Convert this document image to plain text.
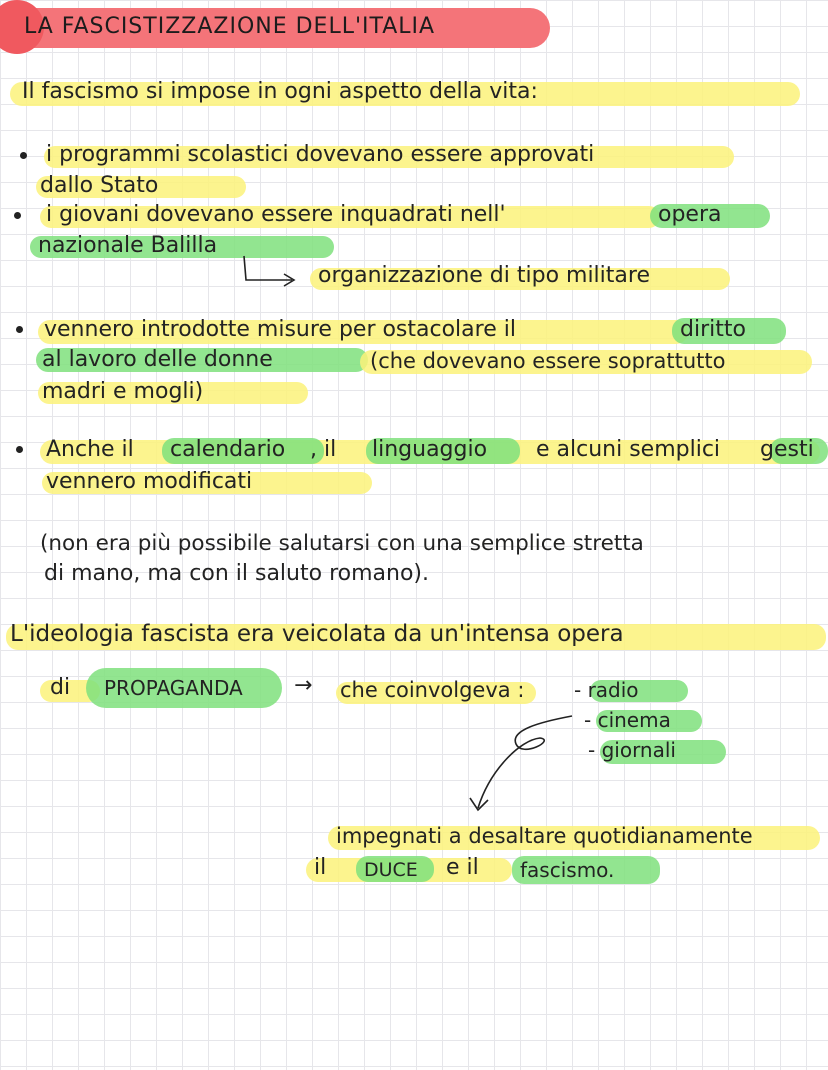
LA FASCISTIZZAZIONE DELL'ITALIA
Il fascismo si impose in ogni aspetto della vita:
i programmi scolastici dovevano essere approvati
dallo Stato
i giovani dovevano essere inquadrati nell'	opera
nazionale Balilla
organizzazione di tipo militare
vennero introdotte misure per ostacolare il	diritto
al lavoro delle donne	(che dovevano essere soprattutto
madri e mogli)
Anche il calendario , il linguaggio e alcuni semplici gesti
vennero modificati
(non era più possibile salutarsi con una semplice stretta
di mano, ma con il saluto romano).
L'ideologia fascista era veicolata da un'intensa opera
di PROPAGANDA → che coinvolgeva : - radio
- cinema
- giornali
impegnati a desaltare quotidianamente
il DUCE e il fascismo.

GIVEN TASK:
Can you restate all the records above word for word while dropping the pictures?

WRITTEN RESPONSE:
Convert this document image to plain text.
LA FASCISTIZZAZIONE DELL'ITALIA
Il fascismo si impose in ogni aspetto della vita:
i programmi scolastici dovevano essere approvati
dallo Stato
i giovani dovevano essere inquadrati nell'	opera
nazionale Balilla
organizzazione di tipo militare
vennero introdotte misure per ostacolare il	diritto
al lavoro delle donne	(che dovevano essere soprattutto
madri e mogli)
Anche il calendario , il linguaggio e alcuni semplici gesti
vennero modificati
(non era più possibile salutarsi con una semplice stretta
di mano, ma con il saluto romano).
L'ideologia fascista era veicolata da un'intensa opera
di PROPAGANDA → che coinvolgeva : - radio
- cinema
- giornali
impegnati a desaltare quotidianamente
il DUCE e il fascismo.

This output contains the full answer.